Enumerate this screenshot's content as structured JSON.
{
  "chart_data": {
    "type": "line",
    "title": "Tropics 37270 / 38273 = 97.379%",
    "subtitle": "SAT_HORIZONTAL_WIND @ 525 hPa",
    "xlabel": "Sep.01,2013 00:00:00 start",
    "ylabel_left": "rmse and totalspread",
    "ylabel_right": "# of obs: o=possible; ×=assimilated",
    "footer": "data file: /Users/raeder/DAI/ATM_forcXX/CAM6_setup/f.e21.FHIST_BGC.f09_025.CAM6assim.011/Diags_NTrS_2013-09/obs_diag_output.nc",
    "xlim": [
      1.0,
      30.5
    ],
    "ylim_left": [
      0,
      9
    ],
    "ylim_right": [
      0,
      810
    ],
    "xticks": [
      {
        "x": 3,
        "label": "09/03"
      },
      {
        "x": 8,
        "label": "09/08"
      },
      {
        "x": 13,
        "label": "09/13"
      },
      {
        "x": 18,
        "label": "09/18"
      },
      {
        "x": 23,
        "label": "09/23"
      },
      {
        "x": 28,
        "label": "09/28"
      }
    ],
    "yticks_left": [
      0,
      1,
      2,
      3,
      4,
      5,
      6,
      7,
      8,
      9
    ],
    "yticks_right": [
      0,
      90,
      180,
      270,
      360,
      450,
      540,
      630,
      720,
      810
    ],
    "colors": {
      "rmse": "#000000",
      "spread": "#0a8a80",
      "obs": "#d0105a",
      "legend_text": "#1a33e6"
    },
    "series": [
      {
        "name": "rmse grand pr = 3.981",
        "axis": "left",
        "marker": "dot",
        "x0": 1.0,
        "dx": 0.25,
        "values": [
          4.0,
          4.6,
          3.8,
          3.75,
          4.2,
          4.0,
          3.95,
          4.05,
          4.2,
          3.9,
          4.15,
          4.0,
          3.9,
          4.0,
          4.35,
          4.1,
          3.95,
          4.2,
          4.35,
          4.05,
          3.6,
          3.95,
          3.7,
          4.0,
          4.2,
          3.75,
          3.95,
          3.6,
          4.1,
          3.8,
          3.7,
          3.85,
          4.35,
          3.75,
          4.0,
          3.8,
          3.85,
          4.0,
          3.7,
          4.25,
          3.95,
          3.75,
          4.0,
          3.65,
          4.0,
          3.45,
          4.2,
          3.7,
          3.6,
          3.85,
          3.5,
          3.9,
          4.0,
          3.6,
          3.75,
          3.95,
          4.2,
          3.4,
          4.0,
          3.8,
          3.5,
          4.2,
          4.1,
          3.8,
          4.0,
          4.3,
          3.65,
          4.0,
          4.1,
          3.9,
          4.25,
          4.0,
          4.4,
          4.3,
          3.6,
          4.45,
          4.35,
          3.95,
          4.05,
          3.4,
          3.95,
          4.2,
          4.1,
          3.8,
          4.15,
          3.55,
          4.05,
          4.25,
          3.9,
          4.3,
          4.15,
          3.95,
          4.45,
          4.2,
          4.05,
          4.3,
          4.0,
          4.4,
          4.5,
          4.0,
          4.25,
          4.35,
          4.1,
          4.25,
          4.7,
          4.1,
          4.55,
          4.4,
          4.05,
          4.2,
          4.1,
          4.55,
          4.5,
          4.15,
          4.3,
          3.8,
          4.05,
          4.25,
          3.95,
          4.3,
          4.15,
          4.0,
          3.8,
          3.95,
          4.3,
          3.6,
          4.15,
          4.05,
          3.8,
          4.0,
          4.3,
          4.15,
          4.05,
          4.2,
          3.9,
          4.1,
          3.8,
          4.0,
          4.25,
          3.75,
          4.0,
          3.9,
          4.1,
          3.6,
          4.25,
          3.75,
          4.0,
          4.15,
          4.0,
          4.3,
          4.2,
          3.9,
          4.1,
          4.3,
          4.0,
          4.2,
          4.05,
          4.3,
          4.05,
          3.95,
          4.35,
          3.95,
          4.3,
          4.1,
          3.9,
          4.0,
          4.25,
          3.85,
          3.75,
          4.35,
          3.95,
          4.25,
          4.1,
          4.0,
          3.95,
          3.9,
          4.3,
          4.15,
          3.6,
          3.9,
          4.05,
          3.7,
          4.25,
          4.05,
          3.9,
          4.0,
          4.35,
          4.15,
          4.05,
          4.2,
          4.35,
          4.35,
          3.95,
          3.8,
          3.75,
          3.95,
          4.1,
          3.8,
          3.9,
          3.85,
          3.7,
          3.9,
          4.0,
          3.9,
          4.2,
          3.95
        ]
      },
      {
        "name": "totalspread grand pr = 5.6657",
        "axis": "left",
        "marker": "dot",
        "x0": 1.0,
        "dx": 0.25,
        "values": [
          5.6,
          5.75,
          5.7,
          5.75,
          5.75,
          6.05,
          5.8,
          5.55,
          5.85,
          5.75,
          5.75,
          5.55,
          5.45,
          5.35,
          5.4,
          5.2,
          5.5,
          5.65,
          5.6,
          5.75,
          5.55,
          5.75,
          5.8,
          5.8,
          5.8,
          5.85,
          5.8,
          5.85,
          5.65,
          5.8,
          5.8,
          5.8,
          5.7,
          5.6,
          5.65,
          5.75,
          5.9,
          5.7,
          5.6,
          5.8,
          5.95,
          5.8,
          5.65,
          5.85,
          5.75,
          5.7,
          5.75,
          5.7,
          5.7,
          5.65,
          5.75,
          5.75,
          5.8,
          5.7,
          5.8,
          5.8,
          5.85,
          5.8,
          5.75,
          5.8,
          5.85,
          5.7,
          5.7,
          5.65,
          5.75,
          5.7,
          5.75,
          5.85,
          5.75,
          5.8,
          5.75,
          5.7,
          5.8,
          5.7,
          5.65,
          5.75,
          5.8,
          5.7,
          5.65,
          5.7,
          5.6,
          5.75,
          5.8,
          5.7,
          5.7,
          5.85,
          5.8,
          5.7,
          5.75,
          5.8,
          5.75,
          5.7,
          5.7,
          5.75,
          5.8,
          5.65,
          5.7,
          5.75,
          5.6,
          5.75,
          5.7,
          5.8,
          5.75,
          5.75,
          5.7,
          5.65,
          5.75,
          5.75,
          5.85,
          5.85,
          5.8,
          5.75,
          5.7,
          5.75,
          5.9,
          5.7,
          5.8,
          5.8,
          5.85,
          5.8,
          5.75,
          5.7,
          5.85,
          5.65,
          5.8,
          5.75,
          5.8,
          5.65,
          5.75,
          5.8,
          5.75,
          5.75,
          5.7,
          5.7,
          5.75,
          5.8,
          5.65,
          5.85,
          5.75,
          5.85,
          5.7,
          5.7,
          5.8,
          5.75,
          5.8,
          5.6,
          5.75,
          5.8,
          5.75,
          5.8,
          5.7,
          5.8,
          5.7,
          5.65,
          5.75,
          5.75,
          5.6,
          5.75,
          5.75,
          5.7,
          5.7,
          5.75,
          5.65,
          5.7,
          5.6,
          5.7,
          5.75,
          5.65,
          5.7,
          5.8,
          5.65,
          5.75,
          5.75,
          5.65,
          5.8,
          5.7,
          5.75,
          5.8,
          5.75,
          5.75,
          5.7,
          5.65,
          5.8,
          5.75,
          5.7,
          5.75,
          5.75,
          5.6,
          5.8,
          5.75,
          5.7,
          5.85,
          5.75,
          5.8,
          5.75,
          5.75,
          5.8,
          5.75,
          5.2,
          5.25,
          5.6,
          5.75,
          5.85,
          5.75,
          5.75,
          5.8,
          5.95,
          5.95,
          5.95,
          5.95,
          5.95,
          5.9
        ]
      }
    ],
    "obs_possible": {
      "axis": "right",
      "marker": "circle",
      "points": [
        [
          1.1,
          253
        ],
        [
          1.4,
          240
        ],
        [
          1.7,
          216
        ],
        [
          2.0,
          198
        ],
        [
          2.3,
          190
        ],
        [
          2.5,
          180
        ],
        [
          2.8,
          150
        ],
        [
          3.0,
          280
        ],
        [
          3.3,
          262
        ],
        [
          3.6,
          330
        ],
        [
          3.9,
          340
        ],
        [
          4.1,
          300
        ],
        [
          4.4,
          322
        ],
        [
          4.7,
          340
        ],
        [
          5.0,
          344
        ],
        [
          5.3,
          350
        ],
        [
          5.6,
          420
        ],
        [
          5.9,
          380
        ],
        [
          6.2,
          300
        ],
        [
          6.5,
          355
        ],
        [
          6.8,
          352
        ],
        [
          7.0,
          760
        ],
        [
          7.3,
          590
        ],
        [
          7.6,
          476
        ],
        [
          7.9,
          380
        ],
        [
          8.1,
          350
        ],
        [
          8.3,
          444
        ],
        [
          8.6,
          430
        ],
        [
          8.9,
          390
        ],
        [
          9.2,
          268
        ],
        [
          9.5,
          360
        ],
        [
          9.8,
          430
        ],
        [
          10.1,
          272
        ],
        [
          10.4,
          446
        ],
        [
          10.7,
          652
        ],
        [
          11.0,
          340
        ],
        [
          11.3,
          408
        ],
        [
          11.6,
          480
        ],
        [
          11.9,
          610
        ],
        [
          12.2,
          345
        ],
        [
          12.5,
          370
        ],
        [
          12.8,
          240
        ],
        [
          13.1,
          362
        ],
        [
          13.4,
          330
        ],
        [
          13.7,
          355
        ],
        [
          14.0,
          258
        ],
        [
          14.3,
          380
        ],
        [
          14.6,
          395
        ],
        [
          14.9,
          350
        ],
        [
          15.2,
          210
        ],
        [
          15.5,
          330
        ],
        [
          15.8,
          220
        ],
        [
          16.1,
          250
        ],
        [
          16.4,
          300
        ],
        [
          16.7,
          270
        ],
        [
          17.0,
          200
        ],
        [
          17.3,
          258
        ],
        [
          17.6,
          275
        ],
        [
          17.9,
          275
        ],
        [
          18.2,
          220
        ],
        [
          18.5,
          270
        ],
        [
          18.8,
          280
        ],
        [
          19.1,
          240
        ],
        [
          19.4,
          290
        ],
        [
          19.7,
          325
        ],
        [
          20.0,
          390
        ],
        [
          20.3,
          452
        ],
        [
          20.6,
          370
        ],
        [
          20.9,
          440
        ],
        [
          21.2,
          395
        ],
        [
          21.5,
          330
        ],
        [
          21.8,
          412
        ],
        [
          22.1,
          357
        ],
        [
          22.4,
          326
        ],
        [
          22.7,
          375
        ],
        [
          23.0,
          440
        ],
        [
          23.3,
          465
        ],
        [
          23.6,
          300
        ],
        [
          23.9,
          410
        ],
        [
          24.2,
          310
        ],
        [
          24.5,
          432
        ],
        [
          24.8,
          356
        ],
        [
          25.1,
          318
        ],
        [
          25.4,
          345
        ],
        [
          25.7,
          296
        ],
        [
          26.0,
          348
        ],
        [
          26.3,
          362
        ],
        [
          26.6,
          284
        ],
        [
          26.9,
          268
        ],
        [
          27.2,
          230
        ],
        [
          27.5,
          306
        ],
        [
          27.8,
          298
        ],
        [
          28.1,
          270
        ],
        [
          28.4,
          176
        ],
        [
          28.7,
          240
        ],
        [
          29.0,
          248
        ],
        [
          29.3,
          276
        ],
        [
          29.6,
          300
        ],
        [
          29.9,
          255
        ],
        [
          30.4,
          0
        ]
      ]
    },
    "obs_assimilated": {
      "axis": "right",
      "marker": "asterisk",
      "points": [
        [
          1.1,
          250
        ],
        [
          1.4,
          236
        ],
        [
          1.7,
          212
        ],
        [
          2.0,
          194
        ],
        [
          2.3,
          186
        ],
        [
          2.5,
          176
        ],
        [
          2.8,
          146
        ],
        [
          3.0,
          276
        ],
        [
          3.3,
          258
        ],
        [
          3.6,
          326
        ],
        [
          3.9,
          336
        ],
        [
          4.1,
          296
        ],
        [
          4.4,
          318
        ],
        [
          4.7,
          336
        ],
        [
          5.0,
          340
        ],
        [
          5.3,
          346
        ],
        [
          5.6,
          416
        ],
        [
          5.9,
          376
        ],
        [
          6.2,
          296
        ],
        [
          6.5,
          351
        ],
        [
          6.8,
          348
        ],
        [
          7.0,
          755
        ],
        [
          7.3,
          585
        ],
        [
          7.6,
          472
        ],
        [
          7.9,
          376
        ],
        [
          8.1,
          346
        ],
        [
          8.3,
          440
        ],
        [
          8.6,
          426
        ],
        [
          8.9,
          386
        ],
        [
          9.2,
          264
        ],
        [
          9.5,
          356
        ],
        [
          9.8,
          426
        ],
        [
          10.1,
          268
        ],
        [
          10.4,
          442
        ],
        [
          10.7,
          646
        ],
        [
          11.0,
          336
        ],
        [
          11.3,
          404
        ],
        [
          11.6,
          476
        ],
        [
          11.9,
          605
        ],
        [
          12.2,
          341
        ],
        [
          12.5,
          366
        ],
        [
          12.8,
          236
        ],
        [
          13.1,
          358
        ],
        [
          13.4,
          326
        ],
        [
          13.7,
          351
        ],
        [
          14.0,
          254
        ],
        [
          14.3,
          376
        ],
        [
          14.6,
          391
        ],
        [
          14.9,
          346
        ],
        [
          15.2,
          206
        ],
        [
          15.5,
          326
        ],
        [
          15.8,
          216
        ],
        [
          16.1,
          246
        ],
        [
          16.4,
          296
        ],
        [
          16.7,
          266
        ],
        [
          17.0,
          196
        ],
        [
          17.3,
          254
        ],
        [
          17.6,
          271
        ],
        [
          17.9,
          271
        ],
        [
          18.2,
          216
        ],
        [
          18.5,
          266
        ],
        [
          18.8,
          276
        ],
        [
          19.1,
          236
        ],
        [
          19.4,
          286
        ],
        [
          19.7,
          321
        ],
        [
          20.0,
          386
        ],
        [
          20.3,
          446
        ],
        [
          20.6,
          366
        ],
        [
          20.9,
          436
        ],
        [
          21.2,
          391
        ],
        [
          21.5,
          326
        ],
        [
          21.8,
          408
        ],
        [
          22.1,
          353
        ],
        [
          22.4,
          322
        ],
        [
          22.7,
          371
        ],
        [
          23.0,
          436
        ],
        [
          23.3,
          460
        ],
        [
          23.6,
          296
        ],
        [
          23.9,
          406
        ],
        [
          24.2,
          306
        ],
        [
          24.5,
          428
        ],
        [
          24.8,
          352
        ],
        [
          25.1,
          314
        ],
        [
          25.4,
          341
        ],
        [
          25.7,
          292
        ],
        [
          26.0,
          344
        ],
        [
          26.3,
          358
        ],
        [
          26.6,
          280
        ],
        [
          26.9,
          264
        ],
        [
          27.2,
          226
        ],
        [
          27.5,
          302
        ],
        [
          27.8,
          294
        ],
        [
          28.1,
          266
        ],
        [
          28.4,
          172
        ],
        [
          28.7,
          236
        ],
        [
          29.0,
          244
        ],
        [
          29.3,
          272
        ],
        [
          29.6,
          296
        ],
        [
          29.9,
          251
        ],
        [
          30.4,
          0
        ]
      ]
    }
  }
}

**Work to be completed:**
Show the lines from the data above that contain the string "name".

**Complete answer:**
        "name": "rmse grand pr = 3.981",
        "name": "totalspread grand pr = 5.6657",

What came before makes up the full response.